** begin Supplied data **
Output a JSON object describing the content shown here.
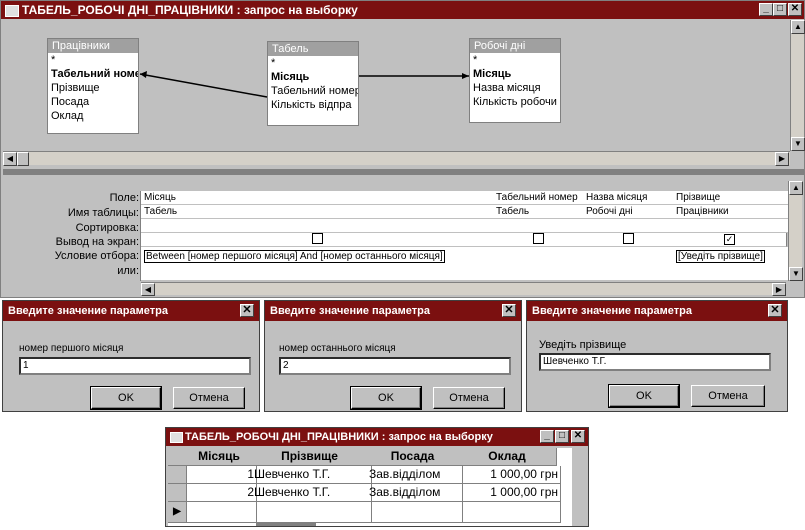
{
  "query_window": {
    "title": "ТАБЕЛЬ_РОБОЧІ ДНІ_ПРАЦІВНИКИ : запрос на выборку",
    "tables": [
      {
        "name": "Працівники",
        "fields": [
          "*",
          "Табельний номер",
          "Прізвище",
          "Посада",
          "Оклад"
        ],
        "bold_index": 1
      },
      {
        "name": "Табель",
        "fields": [
          "*",
          "Місяць",
          "Табельний номер",
          "Кількість відпра"
        ],
        "bold_index": 1
      },
      {
        "name": "Робочі дні",
        "fields": [
          "*",
          "Місяць",
          "Назва місяця",
          "Кількість робочи"
        ],
        "bold_index": 1
      }
    ],
    "grid_labels": [
      "Поле:",
      "Имя таблицы:",
      "Сортировка:",
      "Вывод на экран:",
      "Условие отбора:",
      "или:"
    ],
    "columns": [
      {
        "field": "Місяць",
        "table": "Табель",
        "sort": "",
        "show": false,
        "condition": "Between [номер першого місяця] And [номер останнього місяця]"
      },
      {
        "field": "Табельний номер",
        "table": "Табель",
        "sort": "",
        "show": false,
        "condition": ""
      },
      {
        "field": "Назва місяця",
        "table": "Робочі дні",
        "sort": "",
        "show": false,
        "condition": ""
      },
      {
        "field": "Прізвище",
        "table": "Працівники",
        "sort": "",
        "show": true,
        "condition": "[Уведіть прізвище]"
      }
    ],
    "checkmark": "✓"
  },
  "dialogs": [
    {
      "title": "Введите значение параметра",
      "prompt": "номер першого місяця",
      "value": "1",
      "ok": "OK",
      "cancel": "Отмена"
    },
    {
      "title": "Введите значение параметра",
      "prompt": "номер останнього місяця",
      "value": "2",
      "ok": "OK",
      "cancel": "Отмена"
    },
    {
      "title": "Введите значение параметра",
      "prompt": "Уведіть прізвище",
      "value": "Шевченко Т.Г.",
      "ok": "OK",
      "cancel": "Отмена"
    }
  ],
  "result_window": {
    "title": "ТАБЕЛЬ_РОБОЧІ ДНІ_ПРАЦІВНИКИ : запрос на выборку",
    "headers": [
      "Місяць",
      "Прізвище",
      "Посада",
      "Оклад"
    ],
    "rows": [
      [
        "1",
        "Шевченко Т.Г.",
        "Зав.відділом",
        "1 000,00 грн"
      ],
      [
        "2",
        "Шевченко Т.Г.",
        "Зав.відділом",
        "1 000,00 грн"
      ]
    ],
    "new_row_marker": "▶"
  },
  "window_buttons": {
    "minimize": "_",
    "maximize": "□",
    "close": "✕"
  },
  "colors": {
    "titlebar": "#7b1010",
    "panel": "#c0c0c0"
  }
}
** end Supplied data **
Gather from the entries above all lines that include the string "prompt".

• **Exercise response**
      "prompt": "номер першого місяця",
      "prompt": "номер останнього місяця",
      "prompt": "Уведіть прізвище",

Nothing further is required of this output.